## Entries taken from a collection
------------------------------

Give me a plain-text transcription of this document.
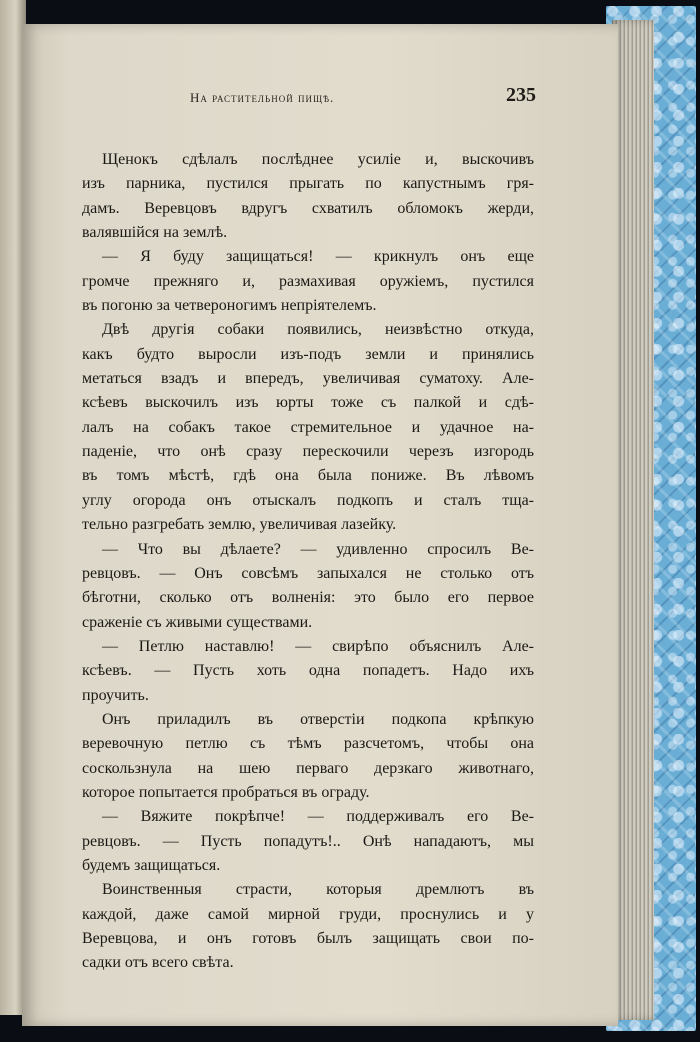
На растительной пищѣ.	235
Щенокъ сдѣлалъ послѣднее усиліе и, выскочивъ
изъ парника, пустился прыгать по капустнымъ гря-
дамъ. Веревцовъ вдругъ схватилъ обломокъ жерди,
валявшійся на землѣ.
— Я буду защищаться! — крикнулъ онъ еще
громче прежняго и, размахивая оружіемъ, пустился
въ погоню за четвероногимъ непріятелемъ.
Двѣ другія собаки появились, неизвѣстно откуда,
какъ будто выросли изъ-подъ земли и принялись
метаться взадъ и впередъ, увеличивая суматоху. Але-
ксѣевъ выскочилъ изъ юрты тоже съ палкой и сдѣ-
лалъ на собакъ такое стремительное и удачное на-
паденіе, что онѣ сразу перескочили черезъ изгородь
въ томъ мѣстѣ, гдѣ она была пониже. Въ лѣвомъ
углу огорода онъ отыскалъ подкопъ и сталъ тща-
тельно разгребать землю, увеличивая лазейку.
— Что вы дѣлаете? — удивленно спросилъ Ве-
ревцовъ. — Онъ совсѣмъ запыхался не столько отъ
бѣготни, сколько отъ волненія: это было его первое
сраженіе съ живыми существами.
— Петлю наставлю! — свирѣпо объяснилъ Але-
ксѣевъ. — Пусть хоть одна попадетъ. Надо ихъ
проучить.
Онъ приладилъ въ отверстіи подкопа крѣпкую
веревочную петлю съ тѣмъ разсчетомъ, чтобы она
соскользнула на шею перваго дерзкаго животнаго,
которое попытается пробраться въ ограду.
— Вяжите покрѣпче! — поддерживалъ его Ве-
ревцовъ. — Пусть попадутъ!.. Онѣ нападаютъ, мы
будемъ защищаться.
Воинственныя страсти, которыя дремлютъ въ
каждой, даже самой мирной груди, проснулись и у
Веревцова, и онъ готовъ былъ защищать свои по-
садки отъ всего свѣта.
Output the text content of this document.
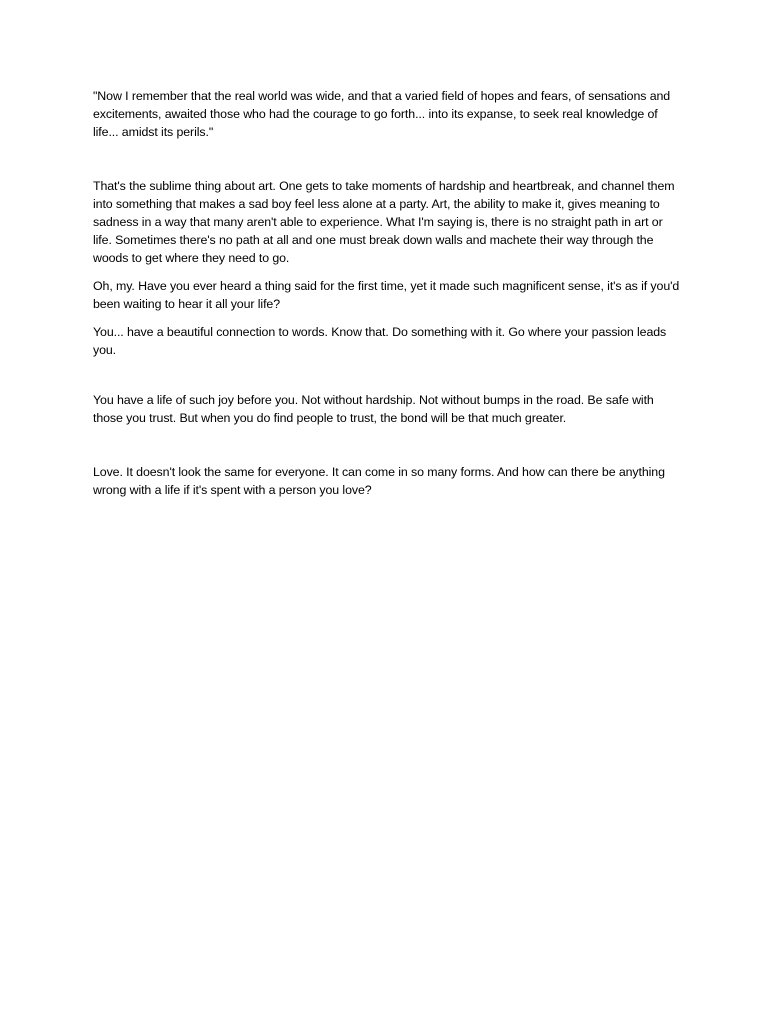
"Now I remember that the real world was wide, and that a varied field of hopes and fears, of sensations and excitements, awaited those who had the courage to go forth... into its expanse, to seek real knowledge of life... amidst its perils."

That's the sublime thing about art. One gets to take moments of hardship and heartbreak, and channel them into something that makes a sad boy feel less alone at a party. Art, the ability to make it, gives meaning to sadness in a way that many aren't able to experience. What I'm saying is, there is no straight path in art or life. Sometimes there's no path at all and one must break down walls and machete their way through the woods to get where they need to go.

Oh, my. Have you ever heard a thing said for the first time, yet it made such magnificent sense, it's as if you'd been waiting to hear it all your life?

You... have a beautiful connection to words. Know that. Do something with it. Go where your passion leads you.

You have a life of such joy before you. Not without hardship. Not without bumps in the road. Be safe with those you trust. But when you do find people to trust, the bond will be that much greater.

Love. It doesn't look the same for everyone. It can come in so many forms. And how can there be anything wrong with a life if it's spent with a person you love?
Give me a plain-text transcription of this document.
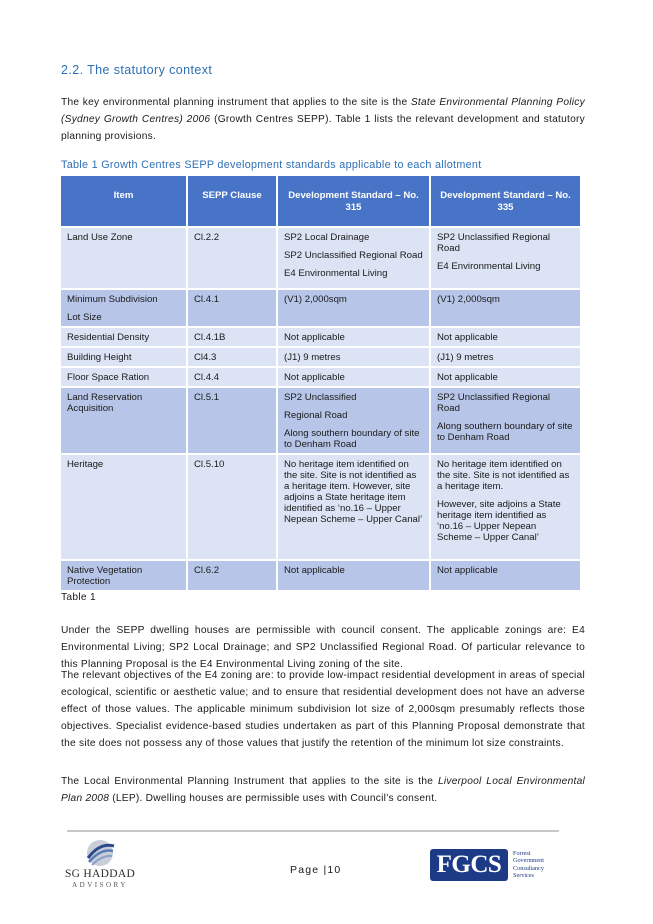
2.2. The statutory context

The key environmental planning instrument that applies to the site is the State Environmental Planning Policy (Sydney Growth Centres) 2006 (Growth Centres SEPP). Table 1 lists the relevant development and statutory planning provisions.

Table 1 Growth Centres SEPP development standards applicable to each allotment
Item	SEPP Clause	Development Standard – No. 315	Development Standard – No. 335

Land Use Zone	Cl.2.2	SP2 Local Drainage
SP2 Unclassified Regional Road
E4 Environmental Living	SP2 Unclassified Regional Road
E4 Environmental Living

Minimum Subdivision
Lot Size	Cl.4.1	(V1) 2,000sqm	(V1) 2,000sqm

Residential Density	Cl.4.1B	Not applicable	Not applicable

Building Height	Cl4.3	(J1) 9 metres	(J1) 9 metres

Floor Space Ration	Cl.4.4	Not applicable	Not applicable

Land Reservation Acquisition	Cl.5.1	SP2 Unclassified
Regional Road
Along southern boundary of site to Denham Road	SP2 Unclassified Regional Road
Along southern boundary of site to Denham Road

Heritage	Cl.5.10	No heritage item identified on the site. Site is not identified as a heritage item. However, site adjoins a State heritage item identified as ‘no.16 – Upper Nepean Scheme – Upper Canal’	No heritage item identified on the site. Site is not identified as a heritage item.
However, site adjoins a State heritage item identified as ‘no.16 – Upper Nepean Scheme – Upper Canal’

Native Vegetation Protection	Cl.6.2	Not applicable	Not applicable
Table 1

Under the SEPP dwelling houses are permissible with council consent. The applicable zonings are: E4 Environmental Living; SP2 Local Drainage; and SP2 Unclassified Regional Road. Of particular relevance to this Planning Proposal is the E4 Environmental Living zoning of the site.

The relevant objectives of the E4 zoning are: to provide low-impact residential development in areas of special ecological, scientific or aesthetic value; and to ensure that residential development does not have an adverse effect of those values. The applicable minimum subdivision lot size of 2,000sqm presumably reflects those objectives. Specialist evidence-based studies undertaken as part of this Planning Proposal demonstrate that the site does not possess any of those values that justify the retention of the minimum lot size constraints.

The Local Environmental Planning Instrument that applies to the site is the Liverpool Local Environmental Plan 2008 (LEP). Dwelling houses are permissible uses with Council’s consent.

SG HADDAD
ADVISORY
Page |10	FGCS	Forrest
Government
Consultancy
Services
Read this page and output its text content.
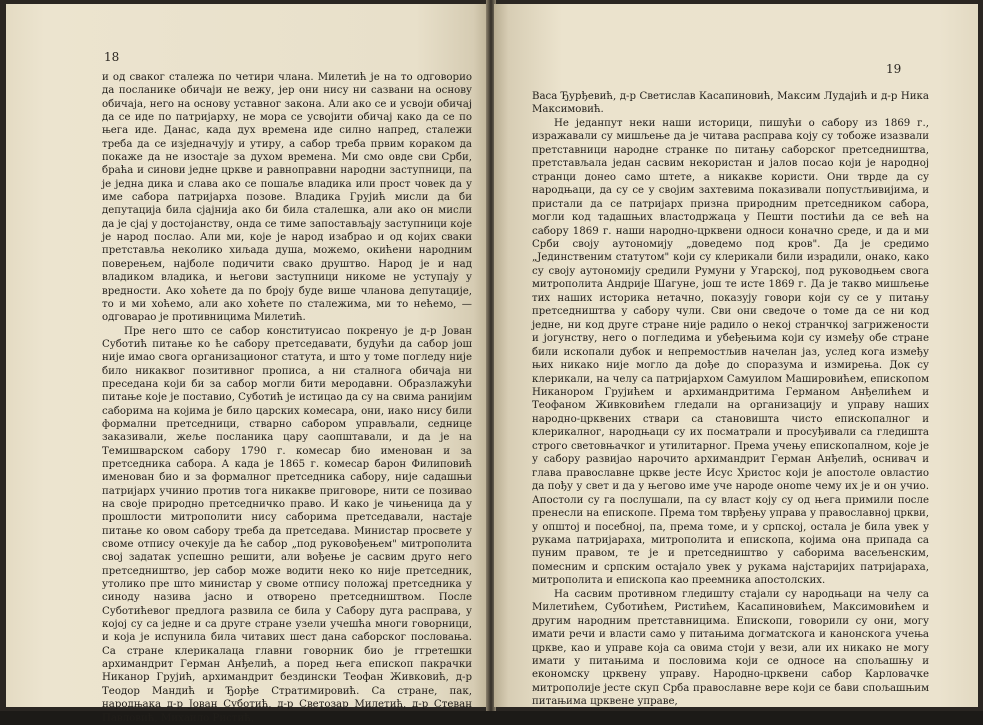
18

и од сваког сталежа по четири члана. Милетић је на то одговорио да посланике обичаји не вежу, јер они нису ни сазвани на основу обичаја, него на основу уставног закона. Али ако се и усвоји обичај да се иде по патријарху, не мора се усвојити обичај како да се по њега иде. Данас, када дух времена иде силно напред, сталежи треба да се изједначују и утиру, а сабор треба првим кораком да покаже да не изостаје за духом времена. Ми смо овде сви Срби, браћа и синови једне цркве и равноправни народни заступници, па је једна дика и слава ако се пошаље владика или прост човек да у име сабора патријарха позове. Владика Грујић мисли да би депутација била сјајнија ако би била сталешка, али ако он мисли да је сјај у достојанству, онда се тиме запостављају заступници које је народ послао. Али ми, које је народ изабрао и од којих сваки претставља неколико хиљада душа, можемо, окићени народним поверењем, најболе подичити свако друштво. Народ је и над владиком владика, и његови заступници никоме не уступају у вредности. Ако хоћете да по броју буде више чланова депутације, то и ми хоћемо, али ако хоћете по сталежима, ми то нећемо, — одговарао је противницима Милетић.

Пре него што се сабор конституисао покренуо је д-р Јован Суботић питање ко ће сабору претседавати, будући да сабор још није имао свога организационог статута, и што у томе погледу није било никаквог позитивног прописа, а ни сталнога обичаја ни преседана који би за сабор могли бити меродавни. Образлажући питање које је поставио, Суботић је истицао да су на свима ранијим саборима на којима је било царских комесара, они, иако нису били формални претседници, стварно сабором управљали, седнице заказивали, жеље посланика цару саопштавали, и да је на Темишварском сабору 1790 г. комесар био именован и за претседника сабора. А када је 1865 г. комесар барон Филиповић именован био и за формалног претседника сабору, није садашњи патријарх учинио против тога никакве приговоре, нити се позивао на своје природно претседничко право. И како је чињеница да у прошлости митрополити нису саборима претседавали, настаје питање ко овом сабору треба да претседава. Министар просвете у своме отпису очекује да ће сабор „под руковођењем" митрополита свој задатак успешно решити, али вођење је сасвим друго него претседништво, јер сабор може водити неко ко није претседник, утолико пре што министар у своме отпису положај претседника у синоду назива јасно и отворено претседништвом. После Суботићевог предлога развила се била у Сабору дуга расправа, у којој су са једне и са друге стране узели учешћа многи говорници, и која је испунила била читавих шест дана саборског пословања. Са стране клерикалаца главни говорник био је ггретешки архимандрит Герман Анђелић, а поред њега епископ пакрачки Никанор Грујић, архимандрит бездински Теофан Живковић, д-р Теодор Мандић и Ђорђе Стратимировић. Са стране, пак, народњака д-р Јован Суботић, д-р Светозар Милетић, д-р Стеван Павловић, Михаило Ристић,

19

Васа Ђурђевић, д-р Светислав Касапиновић, Максим Лудајић и д-р Ника Максимовић.

Не једанпут неки наши историци, пишући о сабору из 1869 г., изражавали су мишљење да је читава расправа коју су тобоже изазвали претставници народне странке по питању саборског претседништва, претстављала један сасвим некористан и јалов посао који је народној странци донео само штете, а никакве користи. Они тврде да су народњаци, да су се у својим захтевима показивали попустљивијима, и пристали да се патријарх призна природним претседником сабора, могли код тадашњих властодржаца у Пешти постићи да се већ на сабору 1869 г. наши народно-црквени односи коначно среде, и да и ми Срби своју аутономију „доведемо под кров". Да је средимо „Јединственим статутом" који су клерикали били израдили, онако, како су своју аутономију средили Румуни у Угарској, под руководњем свога митрополита Андрије Шагуне, још те исте 1869 г. Да је такво мишљење тих наших историка нетачно, показују говори који су се у питању претседништва у сабору чули. Сви они сведоче о томе да се ни код једне, ни код друге стране није радило о некој странчкој загрижености и јогунству, него о погледима и убеђењима који су између обе стране били ископали дубок и непремостљив начелан јаз, услед кога између њих никако није могло да дође до споразума и измирења. Док су клерикали, на челу са патријархом Самуилом Машировићем, епископом Никанором Грујићем и архимандритима Германом Анђелићем и Теофаном Живковићем гледали на организацију и управу наших народно-црквених ствари са становишта чисто епископалног и клерикалног, народњаци су их посматрали и просуђивали са гледишта строго световњачког и утилитарног. Према учењу епископалном, које је у сабору развијао нарочито архимандрит Герман Анђелић, оснивач и глава православне цркве јесте Исус Христос који је апостоле овластио да пођу у свет и да у његово име уче народе онome чему их је и он учио. Апостоли су га послушали, па су власт коју су од њега примили после пренесли на епископе. Према том тврђењу управа у православној цркви, у општој и посебној, па, према томе, и у српској, остала је била увек у рукама патријараха, митрополита и епископа, којима она припада са пуним правом, те је и претседништво у саборима васељенским, помесним и српским остајало увек у рукама најстаријих патријараха, митрополита и епископа као преемника апостолских.

На сасвим противном гледишту стајали су народњаци на челу са Милетићем, Суботићем, Ристићем, Касапиновићем, Максимовићем и другим народним претставницима. Епископи, говорили су они, могу имати речи и власти само у питањима догматскога и канонскога учења цркве, као и управе која са овима стоји у вези, али их никако не могу имати у питањима и пословима који се односе на спољашњу и економску црквену управу. Народно-црквени сабор Карловачке митрополије јесте скуп Срба православне вере који се бави спољашњим питањима црквене управе,
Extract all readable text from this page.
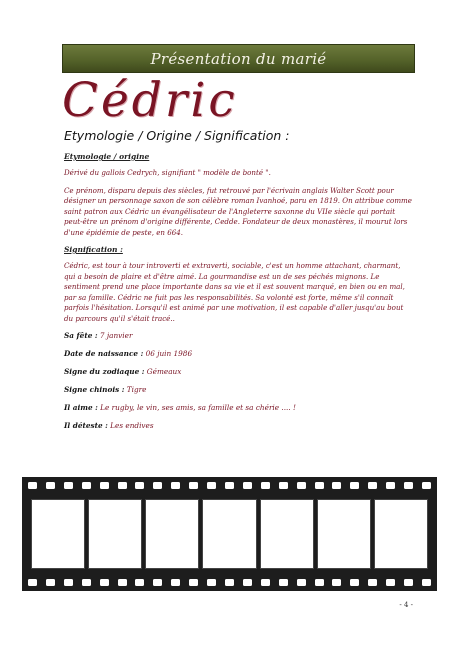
Présentation du marié
Cédric
Etymologie / Origine / Signification :
Etymologie / origine
Dérivé du gallois Cedrych, signifiant " modèle de bonté ".
Ce prénom, disparu depuis des siècles, fut retrouvé par l'écrivain anglais Walter Scott pour désigner un personnage saxon de son célèbre roman Ivanhoé, paru en 1819. On attribue comme saint patron aux Cédric un évangélisateur de l'Angleterre saxonne du VIIe siècle qui portait peut-être un prénom d'origine différente, Cedde. Fondateur de deux monastères, il mourut lors d'une épidémie de peste, en 664.
Signification :
Cédric, est tour à tour introverti et extraverti, sociable, c'est un homme attachant, charmant, qui a besoin de plaire et d'être aimé. La gourmandise est un de ses péchés mignons. Le sentiment prend une place importante dans sa vie et il est souvent marqué, en bien ou en mal, par sa famille. Cédric ne fuit pas les responsabilités. Sa volonté est forte, même s'il connaît parfois l'hésitation. Lorsqu'il est animé par une motivation, il est capable d'aller jusqu'au bout du parcours qu'il s'était tracé..
Sa fête : 7 janvier
Date de naissance : 06 juin 1986
Signe du zodiaque : Gémeaux
Signe chinois : Tigre
Il aime : Le rugby, le vin, ses amis, sa famille et sa chérie .... !
Il déteste : Les endives
- 4 -
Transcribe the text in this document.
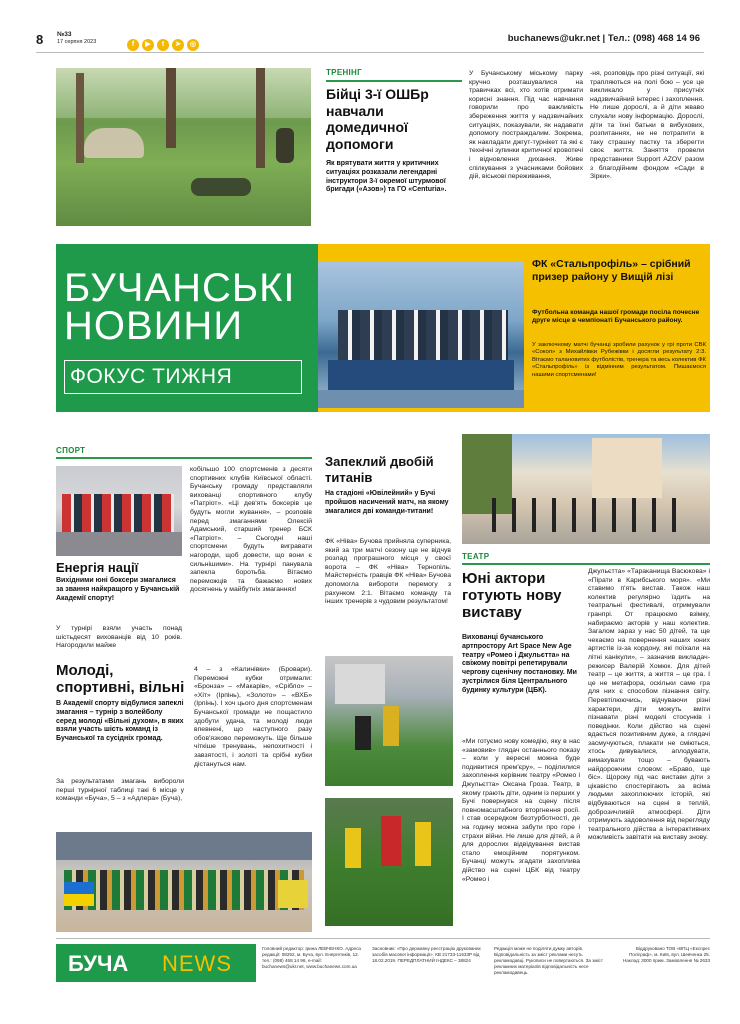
8 №33
17 серпня 2023	f ▶ t ➤ ◎
buchanews@ukr.net | Тел.: (098) 468 14 96
ТРЕНІНГ
Бійці 3-ї ОШБр навчали домедичної допомоги
Як врятувати життя у критичних ситуаціях розказали легендарні інструктори 3-ї окремої штурмової бригади («Азов») та ГО «Centuria».
У Бучанському міському парку кручно розташувалися на травичках всі, хто хотів отримати корисні знання. Під час навчання говорили про важливість збереження життя у надзвичайних ситуаціях, показували, як надавати допомогу постраждалим. Зокрема, як накладати джгут-турнікет та які є технічні зупинки критичної кровотечі і відновлення дихання. Живе спілкування з учасниками бойових дій, віськові переживання,
-ня, розповідь про різні ситуації, які трапляються на полі бою – усе це викликало у присутніх надзвичайний інтерес і захоплення. Не лише дорослі, а й діти жваво слухали нову інформацію. Дорослі, діти та їхні батьки в вибухових, розпитаннях, не не потрапити в таку страшну пастку та зберегти своє життя. Заняття провели представники Support AZOV разом з благодійним фондом «Сади в Зірки».
БУЧАНСЬКІ
НОВИНИ
ФОКУС ТИЖНЯ
ФК «Стальпрофіль» – срібний призер району у Вищій лізі
Футбольна команда нашої громади посіла почесне друге місце в чемпіонаті Бучанського району.
У заключному матчі бучанці зробили рахунок у грі проти СВК «Сокол» з Михайлівки Рубежівки і досягли результату 2:3. Вітаємо талановитих футболістів, тренера та весь колектив ФК «Стальпрофіль» із відмінним результатом. Пишаємося нашими спортсменами!
СПОРТ
Енергія нації
Вихідними юні боксери змагалися за звання найкращого у Бучанській Академії спорту!
У турнірі взяли участь понад шістьдесят вихованців від 10 років. Нагородили майже
кобільшо 100 спортсменів з десяти спортивних клубів Київської області. Бучанську громаду представляли вихованці спортивного клубу «Патріот». «Ці дев'ять боксерів це будуть могли жування», – розповів перед змаганнями Олексій Адамський, старший тренер БСК «Патріот». – Сьогодні наші спортсмени будуть вигравати нагороди, щоб довести, що вони є сильнішими». На турнірі панувала запекла боротьба. Вітаємо переможців та бажаємо нових досягнень у майбутніх змаганнях!
Молоді, спортивні, вільні
В Академії спорту відбулися запеклі змагання – турнір з волейболу серед молоді «Вільні духом», в яких взяли участь шість команд із Бучанської та сусідніх громад.
За результатами змагань вибороли перші турнірної таблиці такі 6 місце у команди «Буча», 5 – з «Адлера» (Буча),
4 – з «Калинівки» (Бровари). Переможні кубки отримали: «Бронза» – «Макарів», «Срібло» – «Хіт» (Ірпінь), «Золото» – «ВХБ» (Ірпінь). І хоч цього дня спортсменам Бучанської громади не пощастило здобути удача, та молоді люди впевнені, що наступного разу обов'язково переможуть. Ще більше чіткіше тренувань, непохитності і завзятості, і золоті та срібні кубки дістануться нам.
Запеклий двобій титанів
На стадіоні «Ювілейний» у Бучі пройшов насичений матч, на якому змагалися дві команди-титани!
ФК «Ніва» Бучова прийняла суперника, який за три матчі сезону ще не відчув розлад програшного місця у своєї ворота – ФК «Ніва» Тернопіль. Майстерність гравців ФК «Ніва» Бучова допомогла вибороти перемогу з рахунком 2:1. Вітаємо команду та інших тренерів з чудовим результатом!
ТЕАТР
Юні актори готують нову виставу
Вихованці бучанського артпростору Art Space New Age театру «Ромео і Джульєтта» на свіжому повітрі репетирували чергову сценічну постановку. Ми зустрілися біля Центрального будинку культури (ЦБК).
«Ми готуємо нову комедію, яку в нас «замовив» глядач останнього показу – коли у вересні можна буде подивитися прем'єру», – поділилися захоплення керівник театру «Ромео і Джульєтта» Оксана Гроза. Театр, в якому грають діти, одним із перших у Бучі повернувся на сцену після повномасштабного вторгнення росії. І став осередком безтурботності, де на годину можна забути про горе і страхи війни. Не лише для дітей, а й для дорослих відвідування вистав стало емоційним порятунком. Бучанці можуть згадати захоплива дійство на сцені ЦБК від театру «Ромео і
Джульєтта» «Тараканища Васюкова» і «Пірати в Карибського моря». «Ми ставимо п'ять вистав. Також наш колектив регулярно їздить на театральні фестивалі, отримували гранпрі. От працюємо взімку, набираємо акторів у наш колектив. Загалом зараз у нас 50 дітей, та ще чекаємо на повернення наших юних артистів із-за кордону, які поїхали на літні канікули», – зазначив викладач-режисер Валерій Хомюк. Для дітей театр – це життя, а життя – це гра. І це не метафора, оскільки саме гра для них є способом пізнання світу. Перевтілюючись, відчуваючи різні характери, діти можуть вміти пізнавати різні моделі стосунків і поведінки. Коли дійство на сцені вдається позитивним дуже, а глядачі засмучуються, плакати не сміються, хтось дивувалися, аплодувати, вимахувати тощо – бувають найдорожчим словом: «Браво, ще біс». Щороку під час вистави діти з цікавістю спостерігають за всіма людьми захоплюючих історій, які відбуваються на сцені в теплій, доброзичливій атмосфері. Діти отримують задоволення від перегляду театрального дійства а інтерактивних можливість завітати на виставу знову.
БУЧА NEWS
Головний редактор: Ірина ЛЕВЧЕНКО. Адреса редакції: 08292, м. Буча, вул. Енергетиків, 12. тел.: (098) 468 14 96, e-mail: buchanews@ukr.net, www.buchanews.com.ua
Засновник: «Про державну реєстрацію друкованих засобів масової інформації». КВ 21733-11533Р від 18.02.2019. ПЕРЕДПЛАТНИЙ ІНДЕКС – 38824
Редакція може не поділяти думку авторів. Відповідальність за зміст реклами несуть рекламодавці. Рукописи не повертаються. За зміст рекламних матеріалів відповідальність несе рекламодавець.
Віддруковано ТОВ «ВПЦ «Експрес Поліграф», м. Київ, вул. Шевченка 25. Наклад: 3000 прим. Замовлення № 2633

------------------------------

## Requirements
Search the data for "матчі". Copy every line that has it.

## Finished exercise
У заключному матчі бучанці зробили рахунок у грі проти СВК «Сокол» з Михайлівки Рубежівки і досягли результату 2:3. Вітаємо талановитих футболістів, тренера та весь колектив ФК «Стальпрофіль» із відмінним результатом. Пишаємося нашими спортсменами!
ФК «Ніва» Бучова прийняла суперника, який за три матчі сезону ще не відчув розлад програшного місця у своєї ворота – ФК «Ніва» Тернопіль. Майстерність гравців ФК «Ніва» Бучова допомогла вибороти перемогу з рахунком 2:1. Вітаємо команду та інших тренерів з чудовим результатом!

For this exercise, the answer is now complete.